WHAT IS EXPECTED
All entries should be output exactly as they stand.

INPUT MATERIAL
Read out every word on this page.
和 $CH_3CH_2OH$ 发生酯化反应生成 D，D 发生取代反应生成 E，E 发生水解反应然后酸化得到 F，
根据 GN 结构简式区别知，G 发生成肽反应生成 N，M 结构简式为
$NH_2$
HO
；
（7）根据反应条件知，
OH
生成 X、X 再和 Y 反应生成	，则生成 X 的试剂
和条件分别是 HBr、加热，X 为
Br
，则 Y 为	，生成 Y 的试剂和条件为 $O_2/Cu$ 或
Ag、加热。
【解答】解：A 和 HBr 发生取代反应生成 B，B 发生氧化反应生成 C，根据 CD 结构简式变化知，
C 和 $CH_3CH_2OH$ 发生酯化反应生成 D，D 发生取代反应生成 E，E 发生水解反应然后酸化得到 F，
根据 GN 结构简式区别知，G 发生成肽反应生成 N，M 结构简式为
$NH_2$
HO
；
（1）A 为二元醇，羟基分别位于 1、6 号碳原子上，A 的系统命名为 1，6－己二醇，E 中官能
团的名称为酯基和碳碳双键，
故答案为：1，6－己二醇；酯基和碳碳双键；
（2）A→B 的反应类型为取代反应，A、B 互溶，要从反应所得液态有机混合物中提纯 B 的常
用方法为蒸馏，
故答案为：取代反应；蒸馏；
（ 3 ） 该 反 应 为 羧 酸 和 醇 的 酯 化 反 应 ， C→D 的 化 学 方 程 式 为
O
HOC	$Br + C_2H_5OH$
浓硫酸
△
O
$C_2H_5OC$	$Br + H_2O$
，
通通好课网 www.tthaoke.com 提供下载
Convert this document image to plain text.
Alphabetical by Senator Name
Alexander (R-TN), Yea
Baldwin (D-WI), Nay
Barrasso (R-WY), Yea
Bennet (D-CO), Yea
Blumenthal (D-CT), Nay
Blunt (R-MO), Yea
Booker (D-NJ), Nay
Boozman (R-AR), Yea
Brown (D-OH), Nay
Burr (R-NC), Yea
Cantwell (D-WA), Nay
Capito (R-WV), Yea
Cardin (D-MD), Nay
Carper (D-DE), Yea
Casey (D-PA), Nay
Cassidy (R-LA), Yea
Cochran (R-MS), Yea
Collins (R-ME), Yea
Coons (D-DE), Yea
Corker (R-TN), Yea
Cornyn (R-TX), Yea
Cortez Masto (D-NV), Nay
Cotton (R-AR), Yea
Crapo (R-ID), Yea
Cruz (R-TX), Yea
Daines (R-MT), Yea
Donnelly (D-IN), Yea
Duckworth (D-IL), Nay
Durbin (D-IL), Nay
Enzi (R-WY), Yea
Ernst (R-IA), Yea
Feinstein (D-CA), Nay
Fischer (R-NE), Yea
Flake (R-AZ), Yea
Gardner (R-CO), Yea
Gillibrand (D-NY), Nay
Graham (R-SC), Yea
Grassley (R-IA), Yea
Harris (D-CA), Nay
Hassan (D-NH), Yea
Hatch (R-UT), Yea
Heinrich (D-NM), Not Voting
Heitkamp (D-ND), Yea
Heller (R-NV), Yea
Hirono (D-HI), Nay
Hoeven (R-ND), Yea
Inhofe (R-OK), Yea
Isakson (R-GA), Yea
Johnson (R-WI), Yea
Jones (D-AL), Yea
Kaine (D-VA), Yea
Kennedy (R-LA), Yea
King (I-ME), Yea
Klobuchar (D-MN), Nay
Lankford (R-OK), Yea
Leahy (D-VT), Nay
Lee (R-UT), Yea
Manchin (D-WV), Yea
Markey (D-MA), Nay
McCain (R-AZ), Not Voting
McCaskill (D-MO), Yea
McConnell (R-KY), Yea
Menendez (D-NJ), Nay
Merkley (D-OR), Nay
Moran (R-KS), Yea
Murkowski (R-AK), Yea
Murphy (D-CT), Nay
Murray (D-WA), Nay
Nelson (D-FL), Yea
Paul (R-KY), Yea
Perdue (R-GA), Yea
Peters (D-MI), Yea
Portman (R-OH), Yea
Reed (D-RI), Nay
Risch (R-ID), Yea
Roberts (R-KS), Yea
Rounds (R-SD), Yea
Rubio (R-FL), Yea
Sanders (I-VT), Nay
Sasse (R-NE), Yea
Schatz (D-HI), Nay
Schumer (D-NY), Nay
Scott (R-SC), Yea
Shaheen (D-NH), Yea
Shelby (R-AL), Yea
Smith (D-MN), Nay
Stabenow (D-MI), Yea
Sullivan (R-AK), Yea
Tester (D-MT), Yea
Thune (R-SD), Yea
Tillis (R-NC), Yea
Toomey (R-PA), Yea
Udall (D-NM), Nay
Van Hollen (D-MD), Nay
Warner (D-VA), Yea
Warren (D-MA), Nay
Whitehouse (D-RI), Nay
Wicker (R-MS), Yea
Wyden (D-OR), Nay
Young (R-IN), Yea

SOLVED EXERCISE
Read out every word on this page.
和 $CH_3CH_2OH$ 发生酯化反应生成 D，D 发生取代反应生成 E，E 发生水解反应然后酸化得到 F，
根据 GN 结构简式区别知，G 发生成肽反应生成 N，M 结构简式为
$NH_2$
HO
；
（7）根据反应条件知，
OH
生成 X、X 再和 Y 反应生成	，则生成 X 的试剂
和条件分别是 HBr、加热，X 为
Br
，则 Y 为	，生成 Y 的试剂和条件为 $O_2/Cu$ 或
Ag、加热。
【解答】解：A 和 HBr 发生取代反应生成 B，B 发生氧化反应生成 C，根据 CD 结构简式变化知，
C 和 $CH_3CH_2OH$ 发生酯化反应生成 D，D 发生取代反应生成 E，E 发生水解反应然后酸化得到 F，
根据 GN 结构简式区别知，G 发生成肽反应生成 N，M 结构简式为
$NH_2$
HO
；
（1）A 为二元醇，羟基分别位于 1、6 号碳原子上，A 的系统命名为 1，6－己二醇，E 中官能
团的名称为酯基和碳碳双键，
故答案为：1，6－己二醇；酯基和碳碳双键；
（2）A→B 的反应类型为取代反应，A、B 互溶，要从反应所得液态有机混合物中提纯 B 的常
用方法为蒸馏，
故答案为：取代反应；蒸馏；
（ 3 ） 该 反 应 为 羧 酸 和 醇 的 酯 化 反 应 ， C→D 的 化 学 方 程 式 为
O
HOC	$Br + C_2H_5OH$
浓硫酸
△
O
$C_2H_5OC$	$Br + H_2O$
，
通通好课网 www.tthaoke.com 提供下载
Convert this document image to plain text.
Alphabetical by Senator Name
Alexander (R-TN), Yea
Baldwin (D-WI), Nay
Barrasso (R-WY), Yea
Bennet (D-CO), Yea
Blumenthal (D-CT), Nay
Blunt (R-MO), Yea
Booker (D-NJ), Nay
Boozman (R-AR), Yea
Brown (D-OH), Nay
Burr (R-NC), Yea
Cantwell (D-WA), Nay
Capito (R-WV), Yea
Cardin (D-MD), Nay
Carper (D-DE), Yea
Casey (D-PA), Nay
Cassidy (R-LA), Yea
Cochran (R-MS), Yea
Collins (R-ME), Yea
Coons (D-DE), Yea
Corker (R-TN), Yea
Cornyn (R-TX), Yea
Cortez Masto (D-NV), Nay
Cotton (R-AR), Yea
Crapo (R-ID), Yea
Cruz (R-TX), Yea
Daines (R-MT), Yea
Donnelly (D-IN), Yea
Duckworth (D-IL), Nay
Durbin (D-IL), Nay
Enzi (R-WY), Yea
Ernst (R-IA), Yea
Feinstein (D-CA), Nay
Fischer (R-NE), Yea
Flake (R-AZ), Yea
Gardner (R-CO), Yea
Gillibrand (D-NY), Nay
Graham (R-SC), Yea
Grassley (R-IA), Yea
Harris (D-CA), Nay
Hassan (D-NH), Yea
Hatch (R-UT), Yea
Heinrich (D-NM), Not Voting
Heitkamp (D-ND), Yea
Heller (R-NV), Yea
Hirono (D-HI), Nay
Hoeven (R-ND), Yea
Inhofe (R-OK), Yea
Isakson (R-GA), Yea
Johnson (R-WI), Yea
Jones (D-AL), Yea
Kaine (D-VA), Yea
Kennedy (R-LA), Yea
King (I-ME), Yea
Klobuchar (D-MN), Nay
Lankford (R-OK), Yea
Leahy (D-VT), Nay
Lee (R-UT), Yea
Manchin (D-WV), Yea
Markey (D-MA), Nay
McCain (R-AZ), Not Voting
McCaskill (D-MO), Yea
McConnell (R-KY), Yea
Menendez (D-NJ), Nay
Merkley (D-OR), Nay
Moran (R-KS), Yea
Murkowski (R-AK), Yea
Murphy (D-CT), Nay
Murray (D-WA), Nay
Nelson (D-FL), Yea
Paul (R-KY), Yea
Perdue (R-GA), Yea
Peters (D-MI), Yea
Portman (R-OH), Yea
Reed (D-RI), Nay
Risch (R-ID), Yea
Roberts (R-KS), Yea
Rounds (R-SD), Yea
Rubio (R-FL), Yea
Sanders (I-VT), Nay
Sasse (R-NE), Yea
Schatz (D-HI), Nay
Schumer (D-NY), Nay
Scott (R-SC), Yea
Shaheen (D-NH), Yea
Shelby (R-AL), Yea
Smith (D-MN), Nay
Stabenow (D-MI), Yea
Sullivan (R-AK), Yea
Tester (D-MT), Yea
Thune (R-SD), Yea
Tillis (R-NC), Yea
Toomey (R-PA), Yea
Udall (D-NM), Nay
Van Hollen (D-MD), Nay
Warner (D-VA), Yea
Warren (D-MA), Nay
Whitehouse (D-RI), Nay
Wicker (R-MS), Yea
Wyden (D-OR), Nay
Young (R-IN), Yea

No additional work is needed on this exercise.